Part of a data file:
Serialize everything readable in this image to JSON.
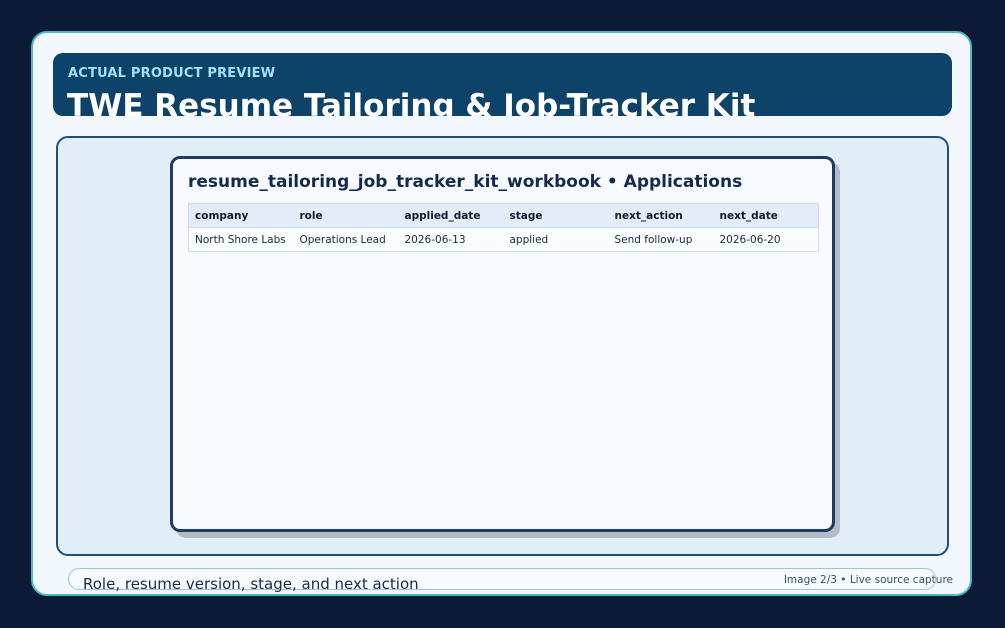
{
  "banner": {
    "eyebrow": "ACTUAL PRODUCT PREVIEW",
    "title": "TWE Resume Tailoring & Job-Tracker Kit"
  },
  "sheet": {
    "title": "resume_tailoring_job_tracker_kit_workbook • Applications",
    "columns": [
      "company",
      "role",
      "applied_date",
      "stage",
      "next_action",
      "next_date"
    ],
    "rows": [
      [
        "North Shore Labs",
        "Operations Lead",
        "2026-06-13",
        "applied",
        "Send follow-up",
        "2026-06-20"
      ]
    ]
  },
  "caption": {
    "text": "Role, resume version, stage, and next action",
    "counter": "Image 2/3 • Live source capture"
  },
  "colors": {
    "background": "#0b1b36",
    "banner": "#0d4269",
    "frame_border": "#4bb8cc",
    "sheet_border": "#1e3a67"
  }
}
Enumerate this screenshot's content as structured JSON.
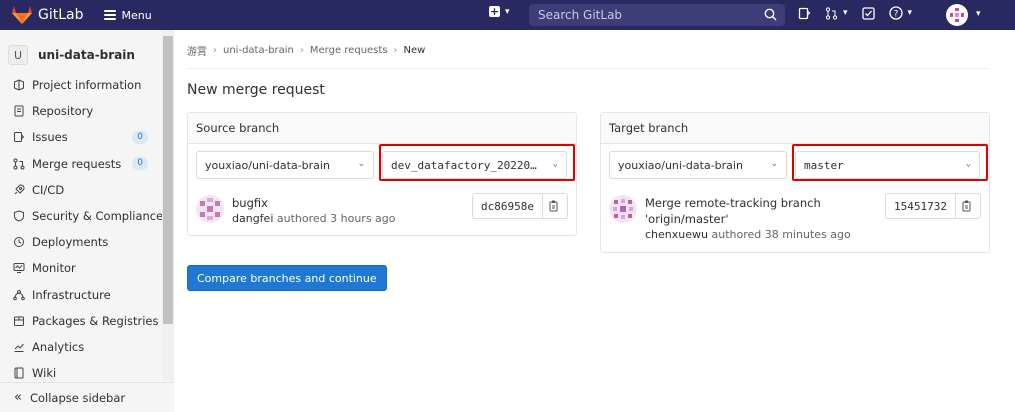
{
  "navbar": {
    "brand": "GitLab",
    "menu_label": "Menu",
    "search_placeholder": "Search GitLab"
  },
  "sidebar": {
    "project_initial": "U",
    "project_name": "uni-data-brain",
    "items": [
      {
        "label": "Project information",
        "icon": "info-icon"
      },
      {
        "label": "Repository",
        "icon": "document-icon"
      },
      {
        "label": "Issues",
        "icon": "issues-icon",
        "badge": "0"
      },
      {
        "label": "Merge requests",
        "icon": "merge-request-icon",
        "badge": "0"
      },
      {
        "label": "CI/CD",
        "icon": "rocket-icon"
      },
      {
        "label": "Security & Compliance",
        "icon": "shield-icon"
      },
      {
        "label": "Deployments",
        "icon": "deployments-icon"
      },
      {
        "label": "Monitor",
        "icon": "monitor-icon"
      },
      {
        "label": "Infrastructure",
        "icon": "infrastructure-icon"
      },
      {
        "label": "Packages & Registries",
        "icon": "package-icon"
      },
      {
        "label": "Analytics",
        "icon": "chart-icon"
      },
      {
        "label": "Wiki",
        "icon": "book-icon"
      }
    ],
    "collapse_label": "Collapse sidebar"
  },
  "breadcrumb": [
    "游霄",
    "uni-data-brain",
    "Merge requests",
    "New"
  ],
  "page_title": "New merge request",
  "source": {
    "heading": "Source branch",
    "project": "youxiao/uni-data-brain",
    "branch": "dev_datafactory_20220…",
    "commit_title": "bugfix",
    "author": "dangfei",
    "authored_text": "authored 3 hours ago",
    "sha": "dc86958e"
  },
  "target": {
    "heading": "Target branch",
    "project": "youxiao/uni-data-brain",
    "branch": "master",
    "commit_title_line1": "Merge remote-tracking branch",
    "commit_title_line2": "'origin/master'",
    "author": "chenxuewu",
    "authored_text": "authored 38 minutes ago",
    "sha": "15451732"
  },
  "compare_button": "Compare branches and continue",
  "colors": {
    "navbar": "#292961",
    "primary": "#1f78d1",
    "highlight": "#e00000"
  }
}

■ **EXERCISE REQUIREMENTS**
Please set down each line of the data above exactly as written, without the pictures.

■ **SOLUTION TO THE EXERCISE**
Serialize everything readable in this image to JSON.
{
  "banner": {
    "eyebrow": "ACTUAL PRODUCT PREVIEW",
    "title": "TWE Resume Tailoring & Job-Tracker Kit"
  },
  "sheet": {
    "title": "resume_tailoring_job_tracker_kit_workbook • Applications",
    "columns": [
      "company",
      "role",
      "applied_date",
      "stage",
      "next_action",
      "next_date"
    ],
    "rows": [
      [
        "North Shore Labs",
        "Operations Lead",
        "2026-06-13",
        "applied",
        "Send follow-up",
        "2026-06-20"
      ]
    ]
  },
  "caption": {
    "text": "Role, resume version, stage, and next action",
    "counter": "Image 2/3 • Live source capture"
  },
  "colors": {
    "background": "#0b1b36",
    "banner": "#0d4269",
    "frame_border": "#4bb8cc",
    "sheet_border": "#1e3a67"
  }
}
Enumerate this screenshot's content as structured JSON.
{
  "navbar": {
    "brand": "GitLab",
    "menu_label": "Menu",
    "search_placeholder": "Search GitLab"
  },
  "sidebar": {
    "project_initial": "U",
    "project_name": "uni-data-brain",
    "items": [
      {
        "label": "Project information",
        "icon": "info-icon"
      },
      {
        "label": "Repository",
        "icon": "document-icon"
      },
      {
        "label": "Issues",
        "icon": "issues-icon",
        "badge": "0"
      },
      {
        "label": "Merge requests",
        "icon": "merge-request-icon",
        "badge": "0"
      },
      {
        "label": "CI/CD",
        "icon": "rocket-icon"
      },
      {
        "label": "Security & Compliance",
        "icon": "shield-icon"
      },
      {
        "label": "Deployments",
        "icon": "deployments-icon"
      },
      {
        "label": "Monitor",
        "icon": "monitor-icon"
      },
      {
        "label": "Infrastructure",
        "icon": "infrastructure-icon"
      },
      {
        "label": "Packages & Registries",
        "icon": "package-icon"
      },
      {
        "label": "Analytics",
        "icon": "chart-icon"
      },
      {
        "label": "Wiki",
        "icon": "book-icon"
      }
    ],
    "collapse_label": "Collapse sidebar"
  },
  "breadcrumb": [
    "游霄",
    "uni-data-brain",
    "Merge requests",
    "New"
  ],
  "page_title": "New merge request",
  "source": {
    "heading": "Source branch",
    "project": "youxiao/uni-data-brain",
    "branch": "dev_datafactory_20220…",
    "commit_title": "bugfix",
    "author": "dangfei",
    "authored_text": "authored 3 hours ago",
    "sha": "dc86958e"
  },
  "target": {
    "heading": "Target branch",
    "project": "youxiao/uni-data-brain",
    "branch": "master",
    "commit_title_line1": "Merge remote-tracking branch",
    "commit_title_line2": "'origin/master'",
    "author": "chenxuewu",
    "authored_text": "authored 38 minutes ago",
    "sha": "15451732"
  },
  "compare_button": "Compare branches and continue",
  "colors": {
    "navbar": "#292961",
    "primary": "#1f78d1",
    "highlight": "#e00000"
  }
}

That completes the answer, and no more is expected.